> _Document extract_
** Start **

Polymorphism Through Virtual Functions in OOP

Virtual means existing in appearance but not in reality. A virtual function is a special member function defined in the base class and overridden in one or more derived classes. It means that name of the function and its signature in base and derived classes remains the same.

Polymorphism is achieved through the use of virtual functions.

Here is a Person class with a Student subclass and a Lecturer Subclass.

class Person
{
public:
	Person	(char *s)
	{
		name = new char[strlen(s+1)];
		strcpy(name,s);
	}
	void print()
	{
		cout<<"My name is "<<name<<"\n";
	}
protected:
	char *name;
};
class Student : public Person
{
public:
	Student	(char *s, float g) : Person	(s), gpa(g) {}
	void print()

** End **

(Records from a data collection)
** Start **

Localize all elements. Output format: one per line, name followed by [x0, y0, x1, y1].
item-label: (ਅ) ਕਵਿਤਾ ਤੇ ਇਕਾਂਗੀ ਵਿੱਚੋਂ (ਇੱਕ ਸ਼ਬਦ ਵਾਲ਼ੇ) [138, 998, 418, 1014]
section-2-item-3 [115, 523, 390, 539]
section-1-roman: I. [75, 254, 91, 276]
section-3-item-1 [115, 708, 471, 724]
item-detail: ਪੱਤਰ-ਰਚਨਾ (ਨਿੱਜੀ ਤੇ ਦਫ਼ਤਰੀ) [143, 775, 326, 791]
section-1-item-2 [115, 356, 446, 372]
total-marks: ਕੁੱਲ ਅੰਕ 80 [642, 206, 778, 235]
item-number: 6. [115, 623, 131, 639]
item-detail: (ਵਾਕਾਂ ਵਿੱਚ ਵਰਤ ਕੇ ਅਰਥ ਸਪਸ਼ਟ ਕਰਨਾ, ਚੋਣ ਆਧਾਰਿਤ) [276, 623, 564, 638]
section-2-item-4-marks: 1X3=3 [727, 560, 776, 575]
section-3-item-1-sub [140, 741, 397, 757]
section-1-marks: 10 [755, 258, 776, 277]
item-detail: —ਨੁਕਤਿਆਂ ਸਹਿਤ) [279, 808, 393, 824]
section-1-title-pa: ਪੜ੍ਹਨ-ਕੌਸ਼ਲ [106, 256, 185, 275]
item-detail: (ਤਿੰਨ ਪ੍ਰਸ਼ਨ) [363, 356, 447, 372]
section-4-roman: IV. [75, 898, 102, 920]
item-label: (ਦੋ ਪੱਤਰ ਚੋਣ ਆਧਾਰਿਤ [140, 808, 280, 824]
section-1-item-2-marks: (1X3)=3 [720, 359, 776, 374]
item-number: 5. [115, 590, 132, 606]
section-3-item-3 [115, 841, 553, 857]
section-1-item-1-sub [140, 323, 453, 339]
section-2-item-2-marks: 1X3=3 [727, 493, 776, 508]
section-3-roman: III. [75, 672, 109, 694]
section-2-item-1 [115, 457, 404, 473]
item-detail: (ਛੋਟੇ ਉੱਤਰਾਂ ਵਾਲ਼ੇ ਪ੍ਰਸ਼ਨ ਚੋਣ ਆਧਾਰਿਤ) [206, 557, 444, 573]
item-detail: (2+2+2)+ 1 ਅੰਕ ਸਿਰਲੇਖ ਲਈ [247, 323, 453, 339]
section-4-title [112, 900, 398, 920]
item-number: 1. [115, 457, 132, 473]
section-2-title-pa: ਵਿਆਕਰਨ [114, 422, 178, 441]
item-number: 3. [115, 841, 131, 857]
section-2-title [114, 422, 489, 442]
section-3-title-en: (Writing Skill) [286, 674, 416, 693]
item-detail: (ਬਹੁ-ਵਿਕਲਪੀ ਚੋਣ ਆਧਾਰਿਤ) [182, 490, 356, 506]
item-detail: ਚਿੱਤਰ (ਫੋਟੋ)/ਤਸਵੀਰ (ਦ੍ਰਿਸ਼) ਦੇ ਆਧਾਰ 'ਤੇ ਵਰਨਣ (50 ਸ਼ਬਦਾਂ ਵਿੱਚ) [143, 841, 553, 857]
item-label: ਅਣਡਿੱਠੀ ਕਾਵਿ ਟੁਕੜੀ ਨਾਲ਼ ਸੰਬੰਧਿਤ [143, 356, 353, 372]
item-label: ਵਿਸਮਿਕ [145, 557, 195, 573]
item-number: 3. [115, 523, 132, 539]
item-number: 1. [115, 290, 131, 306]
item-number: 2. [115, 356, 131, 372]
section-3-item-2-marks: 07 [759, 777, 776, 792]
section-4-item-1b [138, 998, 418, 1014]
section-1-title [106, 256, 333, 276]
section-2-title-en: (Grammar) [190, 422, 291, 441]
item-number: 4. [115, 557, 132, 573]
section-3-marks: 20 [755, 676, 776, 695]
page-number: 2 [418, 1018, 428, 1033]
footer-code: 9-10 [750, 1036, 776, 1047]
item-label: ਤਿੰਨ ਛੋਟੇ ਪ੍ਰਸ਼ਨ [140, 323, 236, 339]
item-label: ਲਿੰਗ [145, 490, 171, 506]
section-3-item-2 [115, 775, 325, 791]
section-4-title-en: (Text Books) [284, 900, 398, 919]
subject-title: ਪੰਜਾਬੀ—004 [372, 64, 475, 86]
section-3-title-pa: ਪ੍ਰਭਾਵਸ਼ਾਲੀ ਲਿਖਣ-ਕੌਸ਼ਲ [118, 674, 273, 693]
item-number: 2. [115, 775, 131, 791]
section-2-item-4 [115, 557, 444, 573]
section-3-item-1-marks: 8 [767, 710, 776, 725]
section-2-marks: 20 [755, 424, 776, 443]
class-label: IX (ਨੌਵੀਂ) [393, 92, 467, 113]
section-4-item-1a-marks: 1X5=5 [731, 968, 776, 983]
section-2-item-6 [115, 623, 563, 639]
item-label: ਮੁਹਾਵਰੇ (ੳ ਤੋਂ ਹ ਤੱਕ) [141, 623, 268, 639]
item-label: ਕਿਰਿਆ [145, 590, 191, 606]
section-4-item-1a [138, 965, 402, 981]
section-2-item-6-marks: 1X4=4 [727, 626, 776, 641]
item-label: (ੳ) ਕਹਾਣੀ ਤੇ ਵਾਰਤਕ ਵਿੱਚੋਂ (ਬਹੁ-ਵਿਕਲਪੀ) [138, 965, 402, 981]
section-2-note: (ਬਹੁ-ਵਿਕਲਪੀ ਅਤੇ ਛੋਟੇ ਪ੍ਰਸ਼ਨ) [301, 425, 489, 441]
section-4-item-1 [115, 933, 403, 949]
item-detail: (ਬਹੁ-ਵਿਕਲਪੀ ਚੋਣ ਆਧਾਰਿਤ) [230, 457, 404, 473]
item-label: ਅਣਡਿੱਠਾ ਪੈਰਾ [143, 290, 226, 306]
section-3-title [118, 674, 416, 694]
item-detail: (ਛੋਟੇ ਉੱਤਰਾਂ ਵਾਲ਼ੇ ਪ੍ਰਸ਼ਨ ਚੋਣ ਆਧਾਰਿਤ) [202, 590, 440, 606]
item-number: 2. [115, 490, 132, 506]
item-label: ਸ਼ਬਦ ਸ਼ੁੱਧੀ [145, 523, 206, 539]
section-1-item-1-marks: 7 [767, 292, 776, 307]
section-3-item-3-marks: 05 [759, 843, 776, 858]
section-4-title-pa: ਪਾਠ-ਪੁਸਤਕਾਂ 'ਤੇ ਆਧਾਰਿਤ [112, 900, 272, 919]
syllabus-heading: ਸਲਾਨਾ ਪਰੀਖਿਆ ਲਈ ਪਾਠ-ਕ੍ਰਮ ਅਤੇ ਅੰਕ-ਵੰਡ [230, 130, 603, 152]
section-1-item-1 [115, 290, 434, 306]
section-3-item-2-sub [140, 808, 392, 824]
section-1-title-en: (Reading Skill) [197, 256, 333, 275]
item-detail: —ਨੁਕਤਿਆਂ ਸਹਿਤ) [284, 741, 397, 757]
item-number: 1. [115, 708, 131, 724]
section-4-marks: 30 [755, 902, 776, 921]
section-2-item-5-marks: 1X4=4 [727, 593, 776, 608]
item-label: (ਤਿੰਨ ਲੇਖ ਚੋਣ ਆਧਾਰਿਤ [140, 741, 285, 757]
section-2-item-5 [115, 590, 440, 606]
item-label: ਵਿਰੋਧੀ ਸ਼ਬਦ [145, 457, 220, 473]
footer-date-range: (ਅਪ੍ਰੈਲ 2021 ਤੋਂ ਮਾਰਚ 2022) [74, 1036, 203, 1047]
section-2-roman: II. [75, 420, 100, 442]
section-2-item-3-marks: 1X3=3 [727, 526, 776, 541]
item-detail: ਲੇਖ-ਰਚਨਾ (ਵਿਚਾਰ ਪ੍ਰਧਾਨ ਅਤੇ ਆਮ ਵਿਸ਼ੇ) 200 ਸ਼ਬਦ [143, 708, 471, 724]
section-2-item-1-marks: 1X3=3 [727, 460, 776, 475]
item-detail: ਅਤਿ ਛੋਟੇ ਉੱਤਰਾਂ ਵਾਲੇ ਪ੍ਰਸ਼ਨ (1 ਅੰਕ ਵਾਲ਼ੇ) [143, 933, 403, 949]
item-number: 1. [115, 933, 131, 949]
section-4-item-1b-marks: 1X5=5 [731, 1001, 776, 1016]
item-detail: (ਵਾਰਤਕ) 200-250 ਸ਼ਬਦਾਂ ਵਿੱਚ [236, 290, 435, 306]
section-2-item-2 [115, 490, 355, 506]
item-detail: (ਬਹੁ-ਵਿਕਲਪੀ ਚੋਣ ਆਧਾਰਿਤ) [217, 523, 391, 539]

** End **

> _Work to complete_
a) List every class named in the virtual functions text.
b) Pick up the text on polymorphism through virtual functions where it stops, and continue it.

> _Per-task answers_
a) Person, Student, Lecturer

b)
	{
		cout<<"My Name is "<<name<<" and My GPA is "<<gpa<<"\n";
	}
private:
	float gpa;
};
class Lecturer : public Person	
{
public:
	Lecturer(char *s, int n) : Person(s), publs(n) {}
	void print	()
	{
		cout<<"My Name	is "<<name<<" and I have "<<publs<<" Publications\n";

	}
private:
	int publs;
};
main()
{
	Person	*p;
	Perosn x("Mike");
	p = &x;
	p->print();
	Student	y ("Jack", 3.45);
	p = &y;
	p->print();
	Lecturer z("Selena", 6);
	p = &z;
	p->print();	
}

Output

My name is Mike
My name is Jack
My name is Selena

The print function defined in the base class is not virtual.

So the call p->print() always invokes that same base class function Person::print() because p has type Person*.

The pointer p is statically bound to that base class function at compile time.
Now Change the base class function Person :: print() into virtual function and run the same program .

class Person
{
public:
	Person	(char *s)
	{
		name = new char[strlen(s+1)];
		strcpy(name,s);
	}
	virtual void print()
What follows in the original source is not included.